Task prompt: All of the listing below must be repeated word for word. Pictures are the only thing to omit.

Material:

-*-*-

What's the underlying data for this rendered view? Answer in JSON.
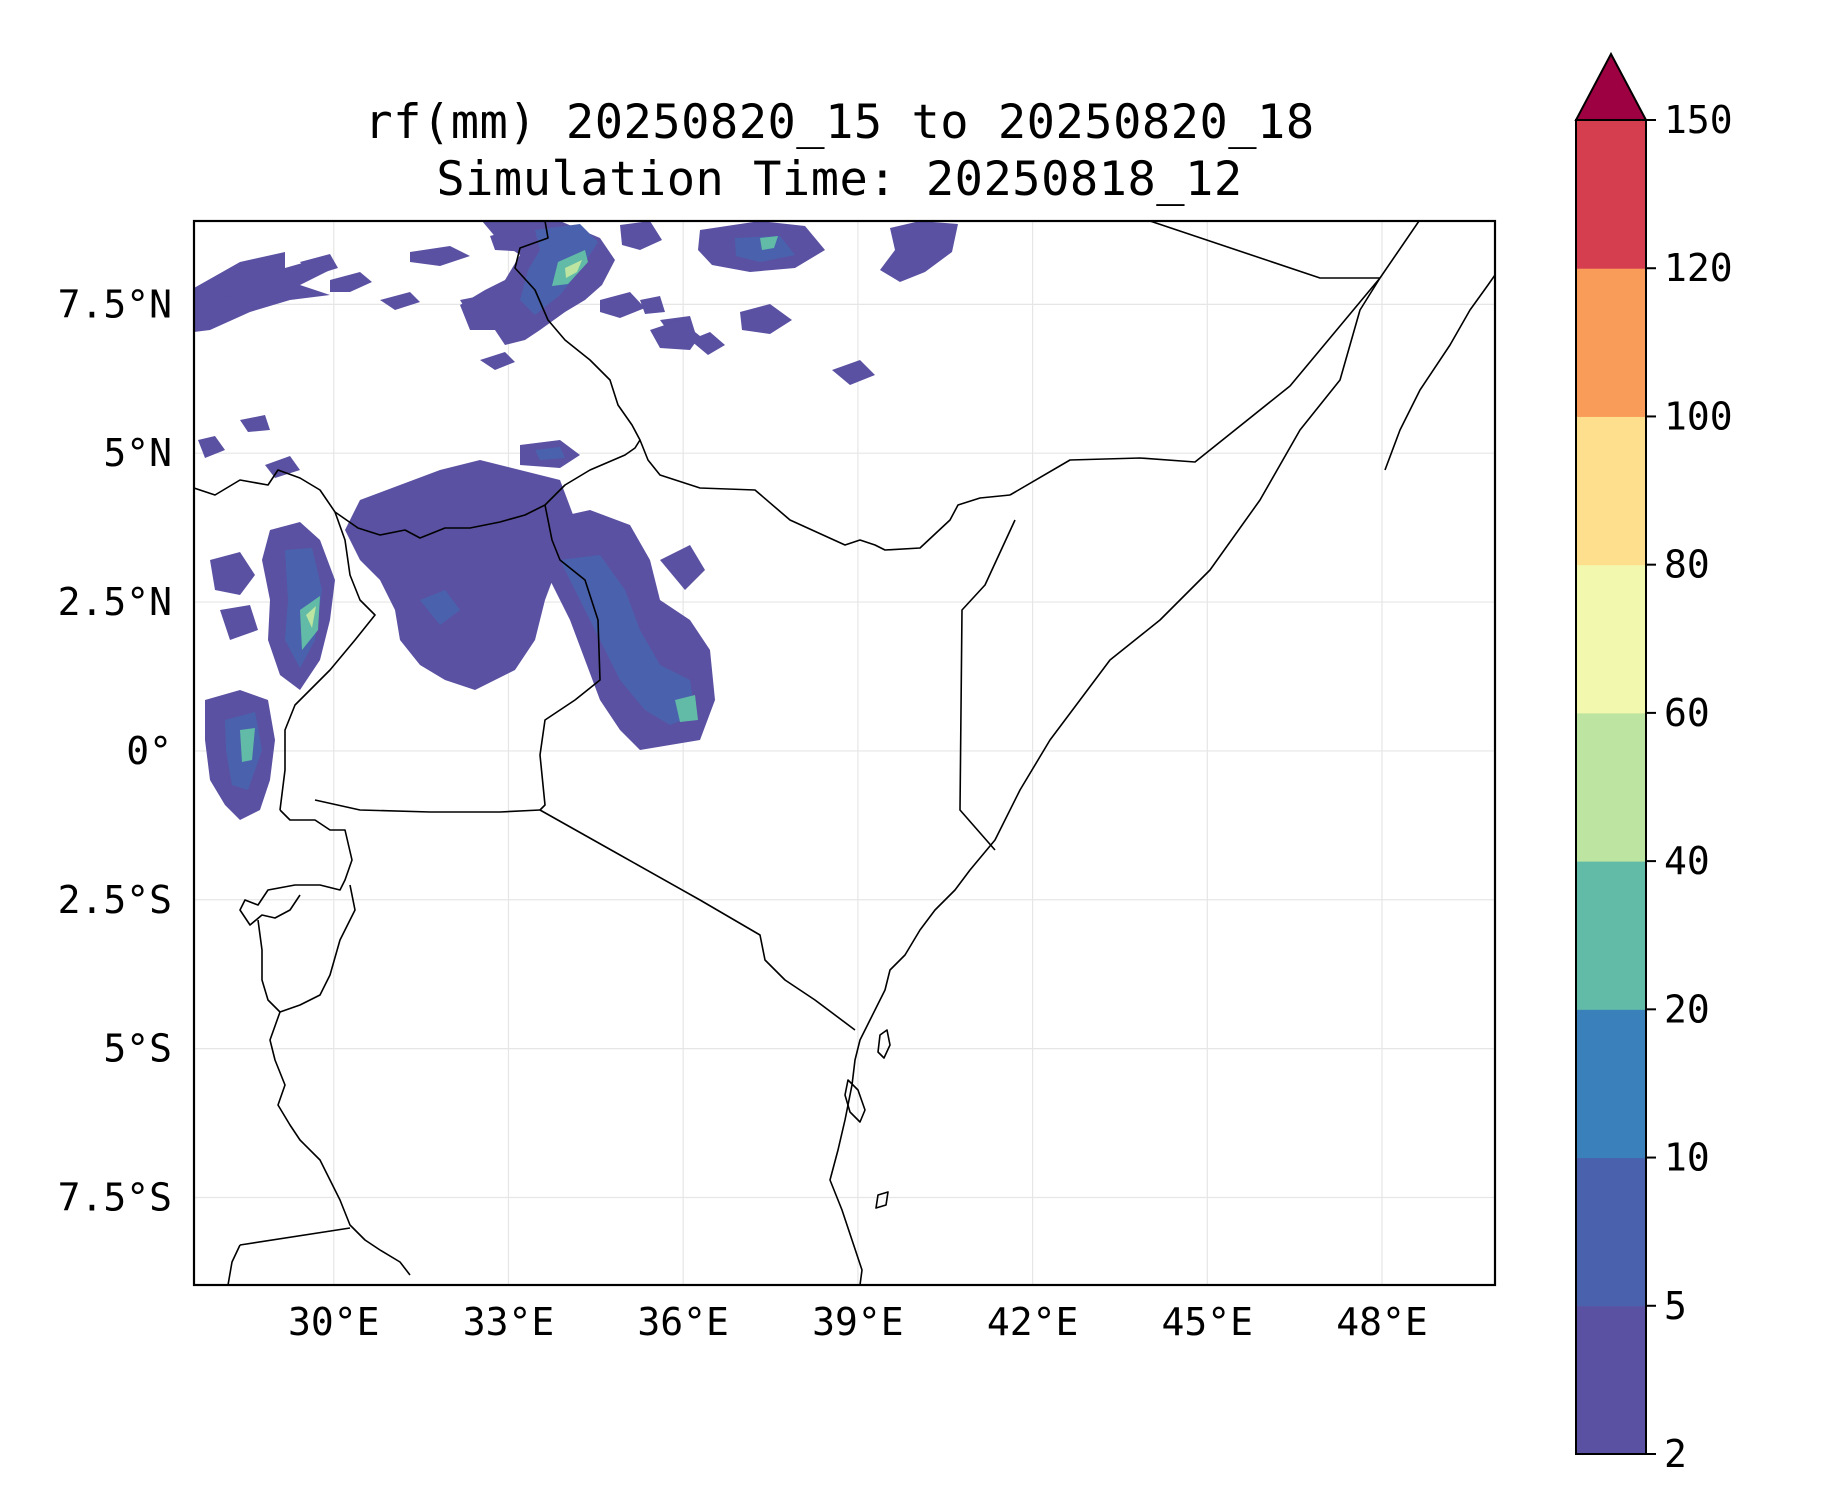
{
  "title": {
    "line1": "rf(mm) 20250820_15 to 20250820_18",
    "line2": "Simulation Time: 20250818_12"
  },
  "map": {
    "lon_range": [
      27.6,
      49.94
    ],
    "lat_range": [
      -8.97,
      8.9
    ],
    "lon_ticks": [
      {
        "value": 30,
        "label": "30°E"
      },
      {
        "value": 33,
        "label": "33°E"
      },
      {
        "value": 36,
        "label": "36°E"
      },
      {
        "value": 39,
        "label": "39°E"
      },
      {
        "value": 42,
        "label": "42°E"
      },
      {
        "value": 45,
        "label": "45°E"
      },
      {
        "value": 48,
        "label": "48°E"
      }
    ],
    "lat_ticks": [
      {
        "value": 7.5,
        "label": "7.5°N"
      },
      {
        "value": 5,
        "label": "5°N"
      },
      {
        "value": 2.5,
        "label": "2.5°N"
      },
      {
        "value": 0,
        "label": "0°"
      },
      {
        "value": -2.5,
        "label": "2.5°S"
      },
      {
        "value": -5,
        "label": "5°S"
      },
      {
        "value": -7.5,
        "label": "7.5°S"
      }
    ],
    "gridlines": true,
    "frame_color": "#000000",
    "boundary_color": "#000000",
    "grid_color": "#e6e6e6"
  },
  "colorbar": {
    "levels": [
      "2",
      "5",
      "10",
      "20",
      "40",
      "60",
      "80",
      "100",
      "120",
      "150"
    ],
    "colors": [
      "#5a51a2",
      "#4a62ad",
      "#3a80ba",
      "#62bba7",
      "#bde4a0",
      "#f2f9af",
      "#fddf8e",
      "#f99c5a",
      "#d53e4f"
    ],
    "extend_color": "#9e0142",
    "extend": "max"
  }
}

-*-*-

Final result:
What's the underlying data for this rendered view? Answer in JSON.
{
  "title": {
    "line1": "rf(mm) 20250820_15 to 20250820_18",
    "line2": "Simulation Time: 20250818_12"
  },
  "map": {
    "lon_range": [
      27.6,
      49.94
    ],
    "lat_range": [
      -8.97,
      8.9
    ],
    "lon_ticks": [
      {
        "value": 30,
        "label": "30°E"
      },
      {
        "value": 33,
        "label": "33°E"
      },
      {
        "value": 36,
        "label": "36°E"
      },
      {
        "value": 39,
        "label": "39°E"
      },
      {
        "value": 42,
        "label": "42°E"
      },
      {
        "value": 45,
        "label": "45°E"
      },
      {
        "value": 48,
        "label": "48°E"
      }
    ],
    "lat_ticks": [
      {
        "value": 7.5,
        "label": "7.5°N"
      },
      {
        "value": 5,
        "label": "5°N"
      },
      {
        "value": 2.5,
        "label": "2.5°N"
      },
      {
        "value": 0,
        "label": "0°"
      },
      {
        "value": -2.5,
        "label": "2.5°S"
      },
      {
        "value": -5,
        "label": "5°S"
      },
      {
        "value": -7.5,
        "label": "7.5°S"
      }
    ],
    "gridlines": true,
    "frame_color": "#000000",
    "boundary_color": "#000000",
    "grid_color": "#e6e6e6"
  },
  "colorbar": {
    "levels": [
      "2",
      "5",
      "10",
      "20",
      "40",
      "60",
      "80",
      "100",
      "120",
      "150"
    ],
    "colors": [
      "#5a51a2",
      "#4a62ad",
      "#3a80ba",
      "#62bba7",
      "#bde4a0",
      "#f2f9af",
      "#fddf8e",
      "#f99c5a",
      "#d53e4f"
    ],
    "extend_color": "#9e0142",
    "extend": "max"
  }
}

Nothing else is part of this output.